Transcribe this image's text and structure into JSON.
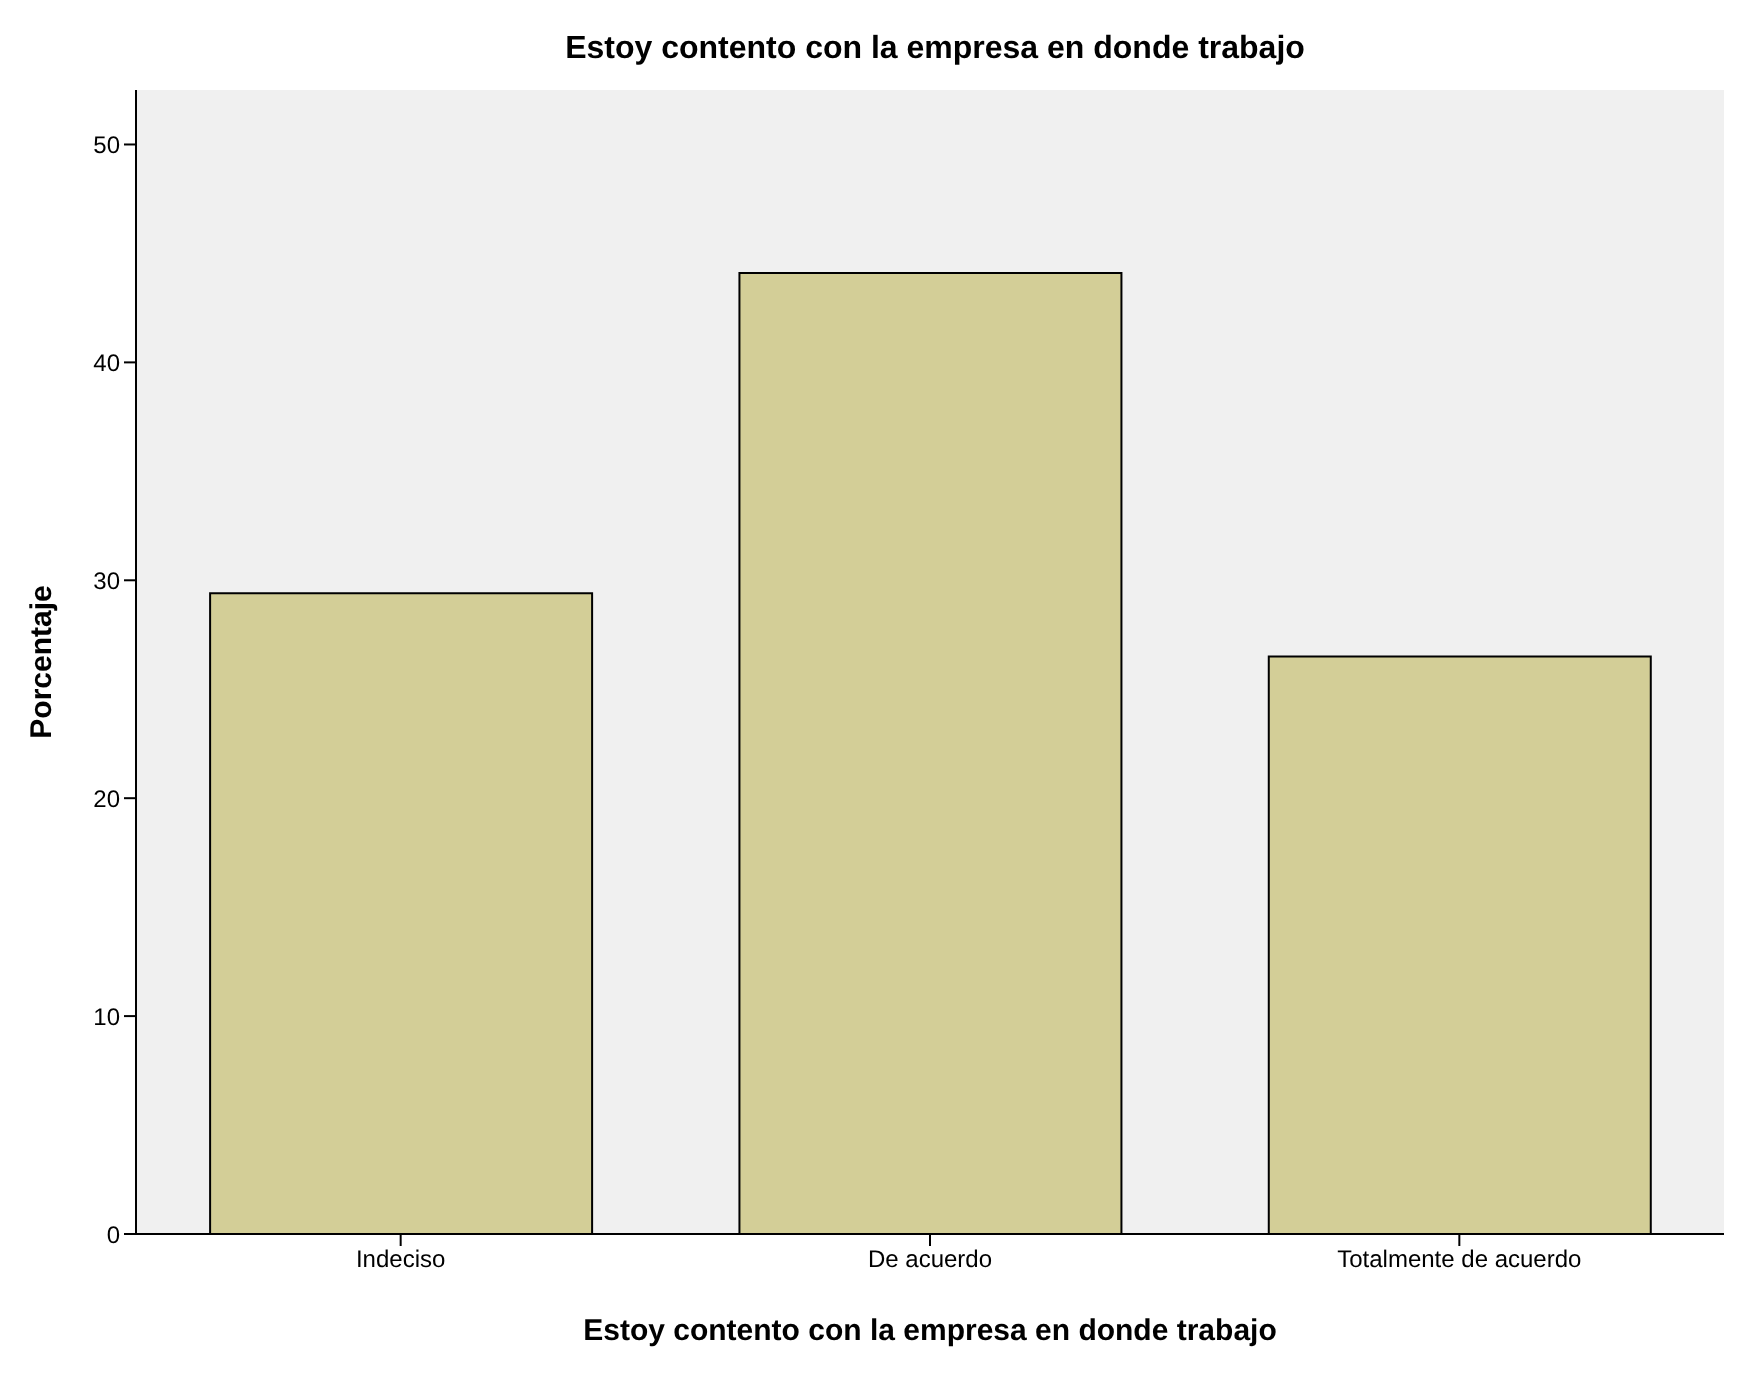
{
  "chart_data": {
    "type": "bar",
    "title": "Estoy contento con la empresa en donde trabajo",
    "xlabel": "Estoy contento con la empresa en donde trabajo",
    "ylabel": "Porcentaje",
    "categories": [
      "Indeciso",
      "De acuerdo",
      "Totalmente de acuerdo"
    ],
    "values": [
      29.4,
      44.1,
      26.5
    ],
    "color": "#d3ce97",
    "ylim": [
      0,
      52.5
    ],
    "yticks": [
      0,
      10,
      20,
      30,
      40,
      50
    ],
    "grid": false,
    "legend": false
  }
}
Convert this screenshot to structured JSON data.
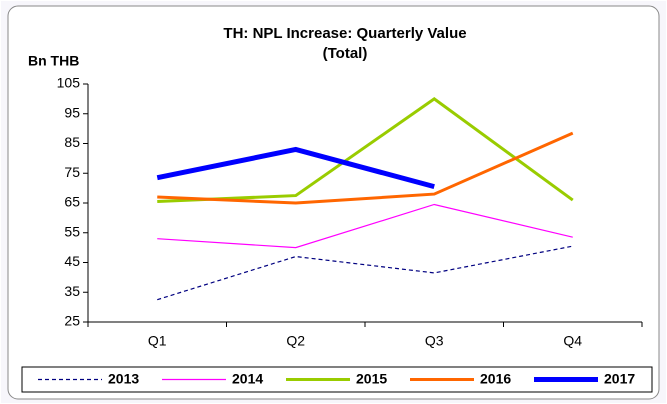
{
  "chart_data": {
    "type": "line",
    "title": [
      "TH: NPL Increase: Quarterly Value",
      "(Total)"
    ],
    "y_axis_label": "Bn THB",
    "categories": [
      "Q1",
      "Q2",
      "Q3",
      "Q4"
    ],
    "series": [
      {
        "name": "2013",
        "color": "#000080",
        "line_width": 1.2,
        "dash": true,
        "values": [
          32.5,
          47,
          41.5,
          50.5
        ]
      },
      {
        "name": "2014",
        "color": "#ff00ff",
        "line_width": 1.2,
        "dash": false,
        "values": [
          53,
          50,
          64.5,
          53.5
        ]
      },
      {
        "name": "2015",
        "color": "#99cc00",
        "line_width": 3,
        "dash": false,
        "values": [
          65.5,
          67.5,
          100,
          66
        ]
      },
      {
        "name": "2016",
        "color": "#ff6600",
        "line_width": 3,
        "dash": false,
        "values": [
          67,
          65,
          68,
          88.5
        ]
      },
      {
        "name": "2017",
        "color": "#0000ff",
        "line_width": 5,
        "dash": false,
        "values": [
          73.5,
          83,
          70.5,
          null
        ]
      }
    ],
    "ylim": [
      25,
      105
    ],
    "yticks": [
      25,
      35,
      45,
      55,
      65,
      75,
      85,
      95,
      105
    ],
    "grid": false,
    "legend": "bottom"
  }
}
■ ■ ■
■ What is being asked:
Transcribe the material exactly, leaving every picture out.

■ Exercise output:
Transcribe this image's text and structure into JSON.
{
  "chart_data": {
    "type": "bar",
    "title": "Estoy contento con la empresa en donde trabajo",
    "xlabel": "Estoy contento con la empresa en donde trabajo",
    "ylabel": "Porcentaje",
    "categories": [
      "Indeciso",
      "De acuerdo",
      "Totalmente de acuerdo"
    ],
    "values": [
      29.4,
      44.1,
      26.5
    ],
    "color": "#d3ce97",
    "ylim": [
      0,
      52.5
    ],
    "yticks": [
      0,
      10,
      20,
      30,
      40,
      50
    ],
    "grid": false,
    "legend": false
  }
}
Convert this screenshot to structured JSON data.
{
  "chart_data": {
    "type": "line",
    "title": [
      "TH: NPL Increase: Quarterly Value",
      "(Total)"
    ],
    "y_axis_label": "Bn THB",
    "categories": [
      "Q1",
      "Q2",
      "Q3",
      "Q4"
    ],
    "series": [
      {
        "name": "2013",
        "color": "#000080",
        "line_width": 1.2,
        "dash": true,
        "values": [
          32.5,
          47,
          41.5,
          50.5
        ]
      },
      {
        "name": "2014",
        "color": "#ff00ff",
        "line_width": 1.2,
        "dash": false,
        "values": [
          53,
          50,
          64.5,
          53.5
        ]
      },
      {
        "name": "2015",
        "color": "#99cc00",
        "line_width": 3,
        "dash": false,
        "values": [
          65.5,
          67.5,
          100,
          66
        ]
      },
      {
        "name": "2016",
        "color": "#ff6600",
        "line_width": 3,
        "dash": false,
        "values": [
          67,
          65,
          68,
          88.5
        ]
      },
      {
        "name": "2017",
        "color": "#0000ff",
        "line_width": 5,
        "dash": false,
        "values": [
          73.5,
          83,
          70.5,
          null
        ]
      }
    ],
    "ylim": [
      25,
      105
    ],
    "yticks": [
      25,
      35,
      45,
      55,
      65,
      75,
      85,
      95,
      105
    ],
    "grid": false,
    "legend": "bottom"
  }
}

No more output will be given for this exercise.